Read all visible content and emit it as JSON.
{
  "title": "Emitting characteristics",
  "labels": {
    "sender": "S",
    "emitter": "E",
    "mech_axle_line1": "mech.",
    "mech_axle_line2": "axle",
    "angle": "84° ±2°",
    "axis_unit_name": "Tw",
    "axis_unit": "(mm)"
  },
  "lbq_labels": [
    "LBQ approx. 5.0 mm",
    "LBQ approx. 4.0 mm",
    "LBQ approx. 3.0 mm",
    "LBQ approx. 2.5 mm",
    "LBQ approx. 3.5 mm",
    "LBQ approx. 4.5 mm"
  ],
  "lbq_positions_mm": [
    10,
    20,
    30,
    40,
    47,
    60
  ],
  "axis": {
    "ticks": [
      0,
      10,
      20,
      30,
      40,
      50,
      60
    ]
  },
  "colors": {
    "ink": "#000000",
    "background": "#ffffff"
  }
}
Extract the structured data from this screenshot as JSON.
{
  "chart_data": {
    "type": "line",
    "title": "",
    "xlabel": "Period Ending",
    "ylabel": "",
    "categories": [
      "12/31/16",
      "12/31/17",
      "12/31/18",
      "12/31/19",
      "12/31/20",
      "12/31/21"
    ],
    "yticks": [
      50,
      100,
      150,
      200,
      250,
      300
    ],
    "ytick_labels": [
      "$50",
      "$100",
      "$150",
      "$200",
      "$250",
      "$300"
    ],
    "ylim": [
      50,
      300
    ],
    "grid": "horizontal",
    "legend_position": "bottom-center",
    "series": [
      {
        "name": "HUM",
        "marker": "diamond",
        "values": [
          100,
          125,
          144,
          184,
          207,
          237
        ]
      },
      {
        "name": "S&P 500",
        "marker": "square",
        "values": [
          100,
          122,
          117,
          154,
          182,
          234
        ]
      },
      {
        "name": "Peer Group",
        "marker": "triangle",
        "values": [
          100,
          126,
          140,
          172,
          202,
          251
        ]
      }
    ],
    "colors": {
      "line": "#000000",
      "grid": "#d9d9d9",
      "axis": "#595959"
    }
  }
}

* * * * * * * * *

:: Required task ::
Please output every record, keeping each line exact.

:: Response ::
Read all visible content and emit it as JSON.
{
  "title": "Emitting characteristics",
  "labels": {
    "sender": "S",
    "emitter": "E",
    "mech_axle_line1": "mech.",
    "mech_axle_line2": "axle",
    "angle": "84° ±2°",
    "axis_unit_name": "Tw",
    "axis_unit": "(mm)"
  },
  "lbq_labels": [
    "LBQ approx. 5.0 mm",
    "LBQ approx. 4.0 mm",
    "LBQ approx. 3.0 mm",
    "LBQ approx. 2.5 mm",
    "LBQ approx. 3.5 mm",
    "LBQ approx. 4.5 mm"
  ],
  "lbq_positions_mm": [
    10,
    20,
    30,
    40,
    47,
    60
  ],
  "axis": {
    "ticks": [
      0,
      10,
      20,
      30,
      40,
      50,
      60
    ]
  },
  "colors": {
    "ink": "#000000",
    "background": "#ffffff"
  }
}
Extract the structured data from this screenshot as JSON.
{
  "chart_data": {
    "type": "line",
    "title": "",
    "xlabel": "Period Ending",
    "ylabel": "",
    "categories": [
      "12/31/16",
      "12/31/17",
      "12/31/18",
      "12/31/19",
      "12/31/20",
      "12/31/21"
    ],
    "yticks": [
      50,
      100,
      150,
      200,
      250,
      300
    ],
    "ytick_labels": [
      "$50",
      "$100",
      "$150",
      "$200",
      "$250",
      "$300"
    ],
    "ylim": [
      50,
      300
    ],
    "grid": "horizontal",
    "legend_position": "bottom-center",
    "series": [
      {
        "name": "HUM",
        "marker": "diamond",
        "values": [
          100,
          125,
          144,
          184,
          207,
          237
        ]
      },
      {
        "name": "S&P 500",
        "marker": "square",
        "values": [
          100,
          122,
          117,
          154,
          182,
          234
        ]
      },
      {
        "name": "Peer Group",
        "marker": "triangle",
        "values": [
          100,
          126,
          140,
          172,
          202,
          251
        ]
      }
    ],
    "colors": {
      "line": "#000000",
      "grid": "#d9d9d9",
      "axis": "#595959"
    }
  }
}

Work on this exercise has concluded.